** BEGIN Input data **

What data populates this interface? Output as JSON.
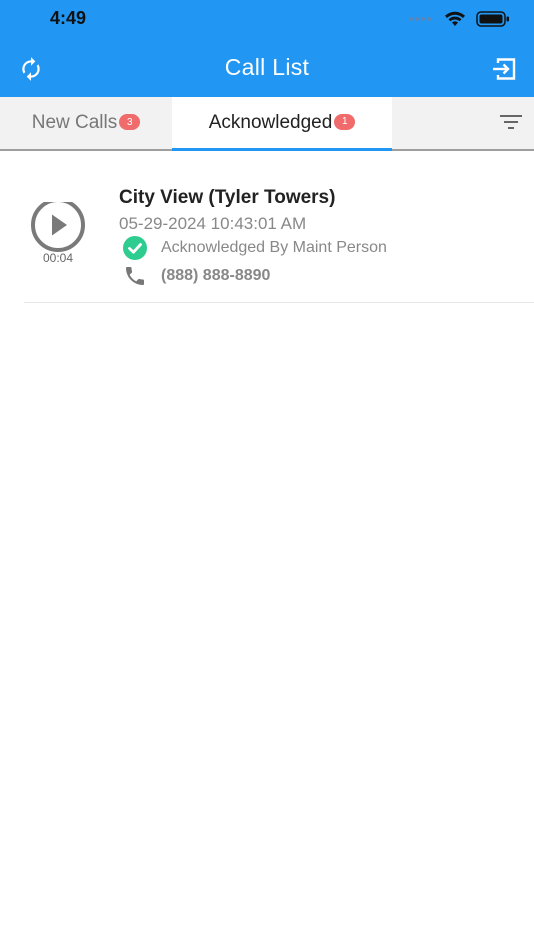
{
  "status_bar": {
    "time": "4:49"
  },
  "header": {
    "title": "Call List"
  },
  "tabs": [
    {
      "label": "New Calls",
      "count": "3"
    },
    {
      "label": "Acknowledged",
      "count": "1"
    }
  ],
  "calls": [
    {
      "name": "City View (Tyler Towers)",
      "datetime": "05-29-2024 10:43:01 AM",
      "status": "Acknowledged By Maint Person",
      "phone": "(888) 888-8890",
      "duration": "00:04"
    }
  ],
  "colors": {
    "primary": "#2196F3",
    "badge": "#f06b6b",
    "acknowledged_check": "#2ecc8f"
  },
  "icons": [
    "refresh-icon",
    "logout-icon",
    "filter-icon",
    "play-icon",
    "check-circle-icon",
    "phone-icon"
  ]
}
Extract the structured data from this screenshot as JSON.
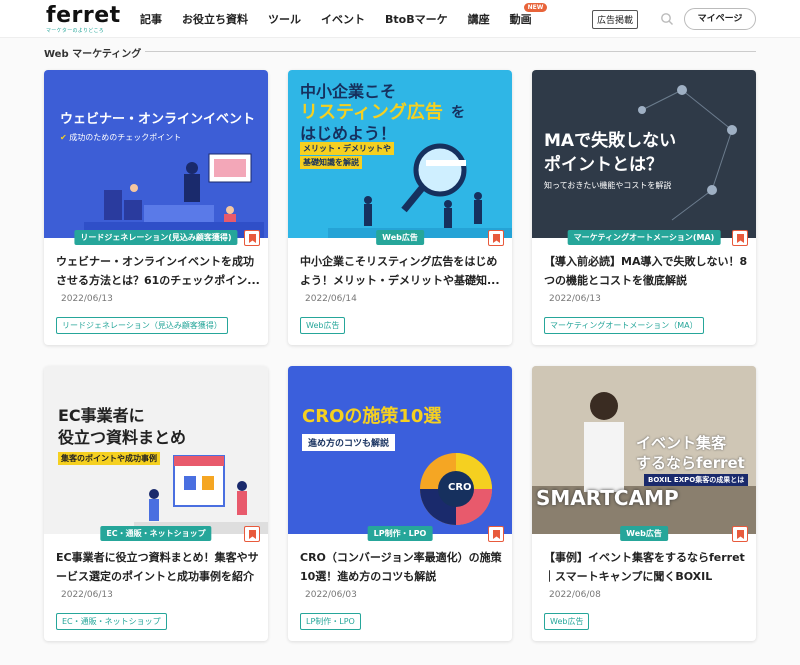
{
  "header": {
    "logo": "ferret",
    "logo_tagline": "マーケターのよりどころ",
    "nav": [
      "記事",
      "お役立ち資料",
      "ツール",
      "イベント",
      "BtoBマーケ",
      "講座",
      "動画"
    ],
    "new_badge": "NEW",
    "ad_button": "広告掲載",
    "mypage_button": "マイページ"
  },
  "section": {
    "title": "Web マーケティング"
  },
  "cards": [
    {
      "thumb_lines": [
        "ウェビナー・オンラインイベント",
        "成功のためのチェックポイント"
      ],
      "category": "リードジェネレーション(見込み顧客獲得)",
      "title": "ウェビナー・オンラインイベントを成功させる方法とは？61のチェックポイン...",
      "date": "2022/06/13",
      "tag": "リードジェネレーション（見込み顧客獲得）"
    },
    {
      "thumb_lines": [
        "中小企業こそ",
        "リスティング広告",
        "を",
        "はじめよう！",
        "メリット・デメリットや",
        "基礎知識を解説"
      ],
      "category": "Web広告",
      "title": "中小企業こそリスティング広告をはじめよう！メリット・デメリットや基礎知...",
      "date": "2022/06/14",
      "tag": "Web広告"
    },
    {
      "thumb_lines": [
        "MAで失敗しない",
        "ポイントとは？",
        "知っておきたい機能やコストを解説"
      ],
      "category": "マーケティングオートメーション(MA)",
      "title": "【導入前必読】MA導入で失敗しない！8つの機能とコストを徹底解説",
      "date": "2022/06/13",
      "tag": "マーケティングオートメーション（MA）"
    },
    {
      "thumb_lines": [
        "EC事業者に",
        "役立つ資料まとめ",
        "集客のポイントや成功事例"
      ],
      "category": "EC・通販・ネットショップ",
      "title": "EC事業者に役立つ資料まとめ！集客やサービス選定のポイントと成功事例を紹介",
      "date": "2022/06/13",
      "tag": "EC・通販・ネットショップ"
    },
    {
      "thumb_lines": [
        "CROの施策10選",
        "進め方のコツも解説",
        "CRO"
      ],
      "category": "LP制作・LPO",
      "title": "CRO（コンバージョン率最適化）の施策10選！進め方のコツも解説",
      "date": "2022/06/03",
      "tag": "LP制作・LPO"
    },
    {
      "thumb_lines": [
        "イベント集客",
        "するならferret",
        "BOXIL EXPO集客の成果とは",
        "SMARTCAMP"
      ],
      "category": "Web広告",
      "title": "【事例】イベント集客をするならferret｜スマートキャンプに聞くBOXIL EXP...",
      "date": "2022/06/08",
      "tag": "Web広告"
    }
  ]
}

** END Input data **

Keep the pictures out of the copy and write out the data exactly as it stands.

What data populates this interface? Output as JSON.
{
  "status_bar": {
    "time": "4:49"
  },
  "header": {
    "title": "Call List"
  },
  "tabs": [
    {
      "label": "New Calls",
      "count": "3"
    },
    {
      "label": "Acknowledged",
      "count": "1"
    }
  ],
  "calls": [
    {
      "name": "City View (Tyler Towers)",
      "datetime": "05-29-2024 10:43:01 AM",
      "status": "Acknowledged By Maint Person",
      "phone": "(888) 888-8890",
      "duration": "00:04"
    }
  ],
  "colors": {
    "primary": "#2196F3",
    "badge": "#f06b6b",
    "acknowledged_check": "#2ecc8f"
  },
  "icons": [
    "refresh-icon",
    "logout-icon",
    "filter-icon",
    "play-icon",
    "check-circle-icon",
    "phone-icon"
  ]
}
Extract the structured data from this screenshot as JSON.
{
  "header": {
    "logo": "ferret",
    "logo_tagline": "マーケターのよりどころ",
    "nav": [
      "記事",
      "お役立ち資料",
      "ツール",
      "イベント",
      "BtoBマーケ",
      "講座",
      "動画"
    ],
    "new_badge": "NEW",
    "ad_button": "広告掲載",
    "mypage_button": "マイページ"
  },
  "section": {
    "title": "Web マーケティング"
  },
  "cards": [
    {
      "thumb_lines": [
        "ウェビナー・オンラインイベント",
        "成功のためのチェックポイント"
      ],
      "category": "リードジェネレーション(見込み顧客獲得)",
      "title": "ウェビナー・オンラインイベントを成功させる方法とは？61のチェックポイン...",
      "date": "2022/06/13",
      "tag": "リードジェネレーション（見込み顧客獲得）"
    },
    {
      "thumb_lines": [
        "中小企業こそ",
        "リスティング広告",
        "を",
        "はじめよう！",
        "メリット・デメリットや",
        "基礎知識を解説"
      ],
      "category": "Web広告",
      "title": "中小企業こそリスティング広告をはじめよう！メリット・デメリットや基礎知...",
      "date": "2022/06/14",
      "tag": "Web広告"
    },
    {
      "thumb_lines": [
        "MAで失敗しない",
        "ポイントとは？",
        "知っておきたい機能やコストを解説"
      ],
      "category": "マーケティングオートメーション(MA)",
      "title": "【導入前必読】MA導入で失敗しない！8つの機能とコストを徹底解説",
      "date": "2022/06/13",
      "tag": "マーケティングオートメーション（MA）"
    },
    {
      "thumb_lines": [
        "EC事業者に",
        "役立つ資料まとめ",
        "集客のポイントや成功事例"
      ],
      "category": "EC・通販・ネットショップ",
      "title": "EC事業者に役立つ資料まとめ！集客やサービス選定のポイントと成功事例を紹介",
      "date": "2022/06/13",
      "tag": "EC・通販・ネットショップ"
    },
    {
      "thumb_lines": [
        "CROの施策10選",
        "進め方のコツも解説",
        "CRO"
      ],
      "category": "LP制作・LPO",
      "title": "CRO（コンバージョン率最適化）の施策10選！進め方のコツも解説",
      "date": "2022/06/03",
      "tag": "LP制作・LPO"
    },
    {
      "thumb_lines": [
        "イベント集客",
        "するならferret",
        "BOXIL EXPO集客の成果とは",
        "SMARTCAMP"
      ],
      "category": "Web広告",
      "title": "【事例】イベント集客をするならferret｜スマートキャンプに聞くBOXIL EXP...",
      "date": "2022/06/08",
      "tag": "Web広告"
    }
  ]
}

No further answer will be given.